PROVIDED RECORDS:
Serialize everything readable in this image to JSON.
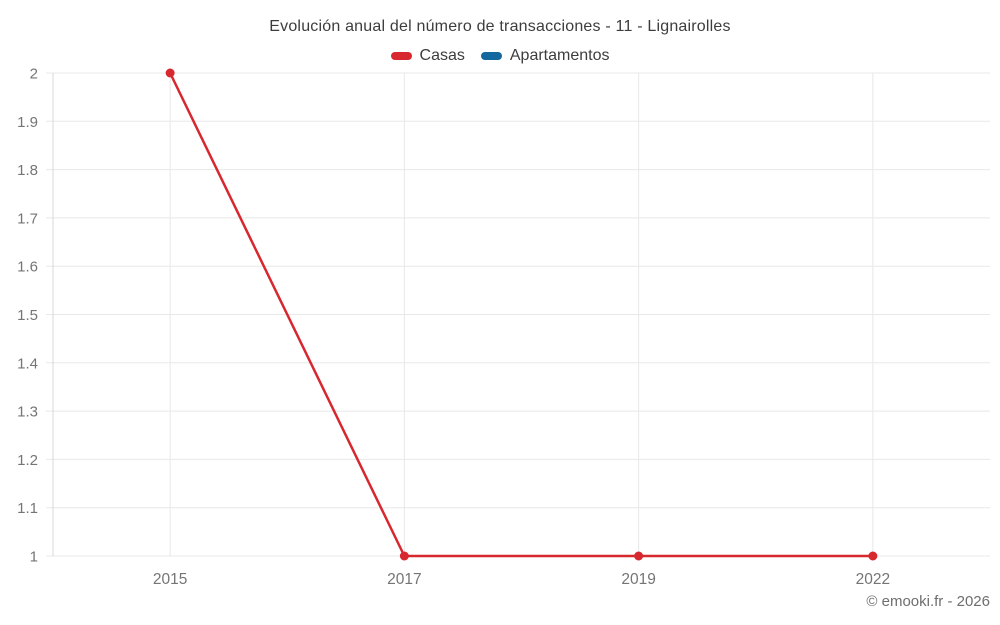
{
  "chart_data": {
    "type": "line",
    "title": "Evolución anual del número de transacciones - 11 - Lignairolles",
    "categories": [
      "2015",
      "2017",
      "2019",
      "2022"
    ],
    "series": [
      {
        "name": "Casas",
        "color": "#d7282f",
        "values": [
          2,
          1,
          1,
          1
        ]
      },
      {
        "name": "Apartamentos",
        "color": "#15689e",
        "values": null
      }
    ],
    "ylim": [
      1,
      2
    ],
    "ytick_step": 0.1,
    "xlabel": "",
    "ylabel": "",
    "grid": true,
    "legend_position": "top",
    "marker": "circle"
  },
  "footer": {
    "credit": "© emooki.fr - 2026"
  },
  "style": {
    "background": "#ffffff",
    "grid_color": "#e8e8e8",
    "axis_color": "#d8d8d8",
    "tick_label_color": "#757575",
    "title_color": "#3d3d3d",
    "line_width": 2.5,
    "marker_radius": 4.5
  }
}
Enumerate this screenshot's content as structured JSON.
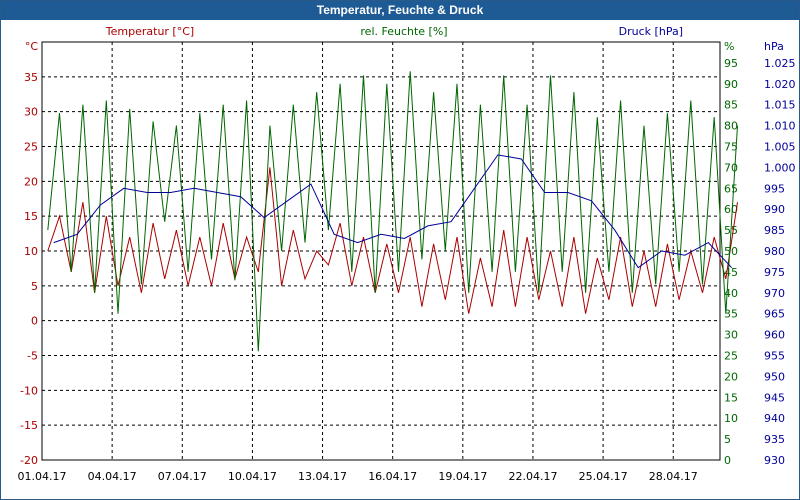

SET EXERCISE: Copy out the whole listing exactly, and don't carry over any pictures.

TASK RESPONSE:
Serialize everything readable in this image to JSON.
{
  "chart_data": {
    "type": "line",
    "title": "Evolución anual del número de transacciones - 11 - Lignairolles",
    "categories": [
      "2015",
      "2017",
      "2019",
      "2022"
    ],
    "series": [
      {
        "name": "Casas",
        "color": "#d7282f",
        "values": [
          2,
          1,
          1,
          1
        ]
      },
      {
        "name": "Apartamentos",
        "color": "#15689e",
        "values": null
      }
    ],
    "ylim": [
      1,
      2
    ],
    "ytick_step": 0.1,
    "xlabel": "",
    "ylabel": "",
    "grid": true,
    "legend_position": "top",
    "marker": "circle"
  },
  "footer": {
    "credit": "© emooki.fr - 2026"
  },
  "style": {
    "background": "#ffffff",
    "grid_color": "#e8e8e8",
    "axis_color": "#d8d8d8",
    "tick_label_color": "#757575",
    "title_color": "#3d3d3d",
    "line_width": 2.5,
    "marker_radius": 4.5
  }
}
Enumerate this screenshot's content as structured JSON.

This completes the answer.